**Structured figure records**
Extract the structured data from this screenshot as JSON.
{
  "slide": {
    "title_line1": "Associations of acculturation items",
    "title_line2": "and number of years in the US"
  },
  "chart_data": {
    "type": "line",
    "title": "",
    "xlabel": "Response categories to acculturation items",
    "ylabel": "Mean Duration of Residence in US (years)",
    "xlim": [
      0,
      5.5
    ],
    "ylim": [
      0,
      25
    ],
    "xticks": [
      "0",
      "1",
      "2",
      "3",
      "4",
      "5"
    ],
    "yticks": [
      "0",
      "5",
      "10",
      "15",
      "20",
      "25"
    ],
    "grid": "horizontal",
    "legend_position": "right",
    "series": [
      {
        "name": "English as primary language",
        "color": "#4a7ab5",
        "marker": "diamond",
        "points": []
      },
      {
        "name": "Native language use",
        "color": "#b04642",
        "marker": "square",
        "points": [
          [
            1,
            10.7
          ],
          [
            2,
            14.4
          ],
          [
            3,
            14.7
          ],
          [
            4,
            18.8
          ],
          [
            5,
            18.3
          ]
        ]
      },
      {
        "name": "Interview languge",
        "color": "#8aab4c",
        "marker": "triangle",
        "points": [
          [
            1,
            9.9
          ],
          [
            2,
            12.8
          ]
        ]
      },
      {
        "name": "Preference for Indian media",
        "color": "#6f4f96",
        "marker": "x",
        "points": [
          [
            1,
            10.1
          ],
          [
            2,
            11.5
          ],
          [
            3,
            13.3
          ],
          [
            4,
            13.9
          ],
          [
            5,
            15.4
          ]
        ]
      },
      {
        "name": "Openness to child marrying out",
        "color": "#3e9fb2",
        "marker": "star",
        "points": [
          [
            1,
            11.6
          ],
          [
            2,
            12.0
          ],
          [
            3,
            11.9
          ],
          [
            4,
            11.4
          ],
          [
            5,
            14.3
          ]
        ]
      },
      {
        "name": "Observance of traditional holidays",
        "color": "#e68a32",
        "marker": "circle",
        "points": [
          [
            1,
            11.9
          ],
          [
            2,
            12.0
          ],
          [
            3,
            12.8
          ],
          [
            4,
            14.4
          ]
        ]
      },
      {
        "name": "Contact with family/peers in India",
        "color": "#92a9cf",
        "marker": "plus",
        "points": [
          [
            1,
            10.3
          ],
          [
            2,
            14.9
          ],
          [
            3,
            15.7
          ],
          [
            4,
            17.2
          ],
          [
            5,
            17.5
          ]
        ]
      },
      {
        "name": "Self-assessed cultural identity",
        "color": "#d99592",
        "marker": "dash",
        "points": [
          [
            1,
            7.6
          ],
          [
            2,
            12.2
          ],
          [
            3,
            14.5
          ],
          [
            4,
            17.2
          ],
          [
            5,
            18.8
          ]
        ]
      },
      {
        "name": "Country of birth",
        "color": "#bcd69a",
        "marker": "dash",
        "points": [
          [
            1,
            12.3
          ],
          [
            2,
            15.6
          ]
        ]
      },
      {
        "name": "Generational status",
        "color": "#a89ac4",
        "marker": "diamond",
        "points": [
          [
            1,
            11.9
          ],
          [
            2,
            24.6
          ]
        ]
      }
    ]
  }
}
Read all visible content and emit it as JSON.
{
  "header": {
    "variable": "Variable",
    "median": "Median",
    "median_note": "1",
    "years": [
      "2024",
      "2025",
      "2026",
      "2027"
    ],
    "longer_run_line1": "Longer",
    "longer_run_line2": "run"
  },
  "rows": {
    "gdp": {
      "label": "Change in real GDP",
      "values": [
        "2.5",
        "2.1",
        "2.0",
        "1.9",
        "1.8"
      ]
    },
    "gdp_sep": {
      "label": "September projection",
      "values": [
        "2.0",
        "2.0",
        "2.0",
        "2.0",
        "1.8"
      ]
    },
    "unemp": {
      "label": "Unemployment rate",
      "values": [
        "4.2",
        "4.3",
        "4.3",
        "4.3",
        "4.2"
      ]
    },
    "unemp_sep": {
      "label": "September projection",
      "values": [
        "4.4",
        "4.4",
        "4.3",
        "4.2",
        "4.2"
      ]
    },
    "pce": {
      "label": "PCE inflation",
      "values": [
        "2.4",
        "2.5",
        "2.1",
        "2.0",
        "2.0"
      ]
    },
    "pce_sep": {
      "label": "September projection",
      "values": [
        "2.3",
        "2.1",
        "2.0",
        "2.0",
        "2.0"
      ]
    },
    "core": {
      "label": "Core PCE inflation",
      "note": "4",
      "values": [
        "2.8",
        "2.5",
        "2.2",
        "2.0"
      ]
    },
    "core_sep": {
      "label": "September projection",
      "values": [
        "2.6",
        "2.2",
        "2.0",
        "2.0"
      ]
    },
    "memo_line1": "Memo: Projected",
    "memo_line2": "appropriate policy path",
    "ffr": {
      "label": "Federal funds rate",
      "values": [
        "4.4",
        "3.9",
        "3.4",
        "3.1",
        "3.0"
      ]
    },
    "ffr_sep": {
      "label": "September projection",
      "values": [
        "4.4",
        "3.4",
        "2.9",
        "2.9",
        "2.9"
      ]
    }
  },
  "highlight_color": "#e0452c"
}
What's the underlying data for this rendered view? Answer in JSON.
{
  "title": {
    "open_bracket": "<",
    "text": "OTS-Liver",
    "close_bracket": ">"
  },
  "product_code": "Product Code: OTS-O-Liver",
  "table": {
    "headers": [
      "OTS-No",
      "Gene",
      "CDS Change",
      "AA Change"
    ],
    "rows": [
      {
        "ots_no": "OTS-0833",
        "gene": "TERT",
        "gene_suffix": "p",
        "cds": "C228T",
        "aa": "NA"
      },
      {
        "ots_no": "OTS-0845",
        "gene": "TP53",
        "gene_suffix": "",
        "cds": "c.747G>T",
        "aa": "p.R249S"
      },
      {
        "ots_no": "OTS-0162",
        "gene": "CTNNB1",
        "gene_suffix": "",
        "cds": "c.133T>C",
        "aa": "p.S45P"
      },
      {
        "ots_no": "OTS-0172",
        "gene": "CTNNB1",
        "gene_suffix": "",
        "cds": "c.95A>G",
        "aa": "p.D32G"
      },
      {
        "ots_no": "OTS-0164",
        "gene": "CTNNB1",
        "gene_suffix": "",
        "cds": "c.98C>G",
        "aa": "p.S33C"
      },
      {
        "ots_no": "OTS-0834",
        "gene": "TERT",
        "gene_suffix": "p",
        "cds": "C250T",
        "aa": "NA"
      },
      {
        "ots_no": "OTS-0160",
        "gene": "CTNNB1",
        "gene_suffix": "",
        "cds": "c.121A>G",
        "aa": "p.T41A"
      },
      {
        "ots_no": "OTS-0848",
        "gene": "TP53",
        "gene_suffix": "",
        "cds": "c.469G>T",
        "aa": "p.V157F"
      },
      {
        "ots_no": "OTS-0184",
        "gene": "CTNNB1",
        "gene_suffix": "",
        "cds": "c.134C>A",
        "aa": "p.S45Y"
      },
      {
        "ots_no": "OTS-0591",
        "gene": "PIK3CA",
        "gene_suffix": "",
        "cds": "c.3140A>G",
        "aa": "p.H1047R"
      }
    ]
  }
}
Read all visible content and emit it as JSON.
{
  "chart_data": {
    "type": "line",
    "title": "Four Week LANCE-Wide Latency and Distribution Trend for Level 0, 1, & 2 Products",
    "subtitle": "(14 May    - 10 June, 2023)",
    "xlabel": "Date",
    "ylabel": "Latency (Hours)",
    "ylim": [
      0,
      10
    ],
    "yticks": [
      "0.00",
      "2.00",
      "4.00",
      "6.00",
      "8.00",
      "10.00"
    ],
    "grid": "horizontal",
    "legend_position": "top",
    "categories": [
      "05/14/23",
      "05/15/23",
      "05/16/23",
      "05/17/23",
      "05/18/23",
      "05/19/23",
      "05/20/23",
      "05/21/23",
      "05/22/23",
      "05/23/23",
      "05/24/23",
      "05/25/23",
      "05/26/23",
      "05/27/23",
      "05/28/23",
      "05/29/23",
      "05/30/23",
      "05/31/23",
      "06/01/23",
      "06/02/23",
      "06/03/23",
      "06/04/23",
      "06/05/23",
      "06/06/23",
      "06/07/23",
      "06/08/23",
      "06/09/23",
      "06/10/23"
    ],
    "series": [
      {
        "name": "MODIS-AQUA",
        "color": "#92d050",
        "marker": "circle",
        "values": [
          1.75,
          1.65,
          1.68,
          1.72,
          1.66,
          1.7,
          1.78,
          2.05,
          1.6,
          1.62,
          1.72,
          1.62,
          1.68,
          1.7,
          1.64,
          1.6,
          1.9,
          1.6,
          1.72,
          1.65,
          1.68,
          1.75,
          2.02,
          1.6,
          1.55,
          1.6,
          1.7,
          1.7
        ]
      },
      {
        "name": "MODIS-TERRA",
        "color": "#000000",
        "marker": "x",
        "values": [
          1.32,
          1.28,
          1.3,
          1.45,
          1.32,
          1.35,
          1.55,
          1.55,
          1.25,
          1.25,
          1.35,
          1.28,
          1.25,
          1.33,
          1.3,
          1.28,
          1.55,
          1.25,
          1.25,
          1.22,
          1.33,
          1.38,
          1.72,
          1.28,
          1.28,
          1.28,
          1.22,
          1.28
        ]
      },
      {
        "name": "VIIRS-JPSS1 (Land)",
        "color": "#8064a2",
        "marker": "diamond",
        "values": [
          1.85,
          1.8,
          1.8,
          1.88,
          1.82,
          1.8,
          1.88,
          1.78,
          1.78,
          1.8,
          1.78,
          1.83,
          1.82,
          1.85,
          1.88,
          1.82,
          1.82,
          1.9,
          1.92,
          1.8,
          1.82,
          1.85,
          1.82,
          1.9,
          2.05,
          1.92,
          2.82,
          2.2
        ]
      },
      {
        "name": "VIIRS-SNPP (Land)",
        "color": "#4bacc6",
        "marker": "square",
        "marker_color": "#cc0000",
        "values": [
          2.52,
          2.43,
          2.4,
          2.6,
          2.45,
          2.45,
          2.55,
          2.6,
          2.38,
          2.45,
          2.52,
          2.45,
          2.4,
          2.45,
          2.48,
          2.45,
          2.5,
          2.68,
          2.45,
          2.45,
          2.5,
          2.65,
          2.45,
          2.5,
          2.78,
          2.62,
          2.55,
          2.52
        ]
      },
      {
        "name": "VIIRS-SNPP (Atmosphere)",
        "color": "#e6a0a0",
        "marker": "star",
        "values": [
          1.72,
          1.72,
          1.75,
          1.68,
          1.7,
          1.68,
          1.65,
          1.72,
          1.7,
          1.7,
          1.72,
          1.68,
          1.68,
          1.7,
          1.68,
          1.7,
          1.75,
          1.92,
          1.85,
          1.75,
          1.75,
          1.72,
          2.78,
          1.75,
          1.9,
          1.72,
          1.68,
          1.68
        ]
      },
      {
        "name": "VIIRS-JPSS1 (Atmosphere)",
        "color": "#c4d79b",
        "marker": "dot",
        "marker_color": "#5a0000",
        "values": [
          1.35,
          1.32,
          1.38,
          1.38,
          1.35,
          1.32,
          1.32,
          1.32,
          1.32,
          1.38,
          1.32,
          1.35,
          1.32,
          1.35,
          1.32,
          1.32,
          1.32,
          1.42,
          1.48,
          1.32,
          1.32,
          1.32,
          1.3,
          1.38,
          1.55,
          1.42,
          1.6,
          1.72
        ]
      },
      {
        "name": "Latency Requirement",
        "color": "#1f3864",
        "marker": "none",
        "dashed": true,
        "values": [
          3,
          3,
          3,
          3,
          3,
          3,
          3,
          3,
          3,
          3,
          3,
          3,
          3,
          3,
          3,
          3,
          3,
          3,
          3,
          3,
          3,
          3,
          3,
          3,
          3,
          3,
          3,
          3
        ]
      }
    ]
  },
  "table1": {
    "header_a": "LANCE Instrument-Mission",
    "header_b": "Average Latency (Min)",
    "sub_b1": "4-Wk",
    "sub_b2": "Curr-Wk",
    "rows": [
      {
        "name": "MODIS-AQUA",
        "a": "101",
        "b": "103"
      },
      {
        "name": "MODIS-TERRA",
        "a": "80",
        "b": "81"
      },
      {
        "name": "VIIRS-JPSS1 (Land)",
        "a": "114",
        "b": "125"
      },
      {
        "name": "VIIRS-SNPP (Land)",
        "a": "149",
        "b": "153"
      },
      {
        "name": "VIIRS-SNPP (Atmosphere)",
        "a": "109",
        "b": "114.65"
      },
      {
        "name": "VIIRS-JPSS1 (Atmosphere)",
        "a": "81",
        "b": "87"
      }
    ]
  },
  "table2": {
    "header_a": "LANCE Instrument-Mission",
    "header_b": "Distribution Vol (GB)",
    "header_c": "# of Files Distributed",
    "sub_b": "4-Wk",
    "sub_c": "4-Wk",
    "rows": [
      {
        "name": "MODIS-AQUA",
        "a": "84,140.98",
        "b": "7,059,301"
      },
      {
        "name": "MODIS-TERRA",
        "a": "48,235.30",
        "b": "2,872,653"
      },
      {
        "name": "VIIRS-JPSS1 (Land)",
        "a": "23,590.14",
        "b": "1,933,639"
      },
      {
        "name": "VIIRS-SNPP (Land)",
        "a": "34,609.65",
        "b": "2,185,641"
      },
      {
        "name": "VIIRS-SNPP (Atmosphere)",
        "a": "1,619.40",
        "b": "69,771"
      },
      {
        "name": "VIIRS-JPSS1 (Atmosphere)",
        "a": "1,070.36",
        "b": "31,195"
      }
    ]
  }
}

**What to do**
Check each line of the records for "xlabel" and copy the ones that contain it.

**Correct output**
    "xlabel": "Response categories to acculturation items",
    "xlabel": "Date",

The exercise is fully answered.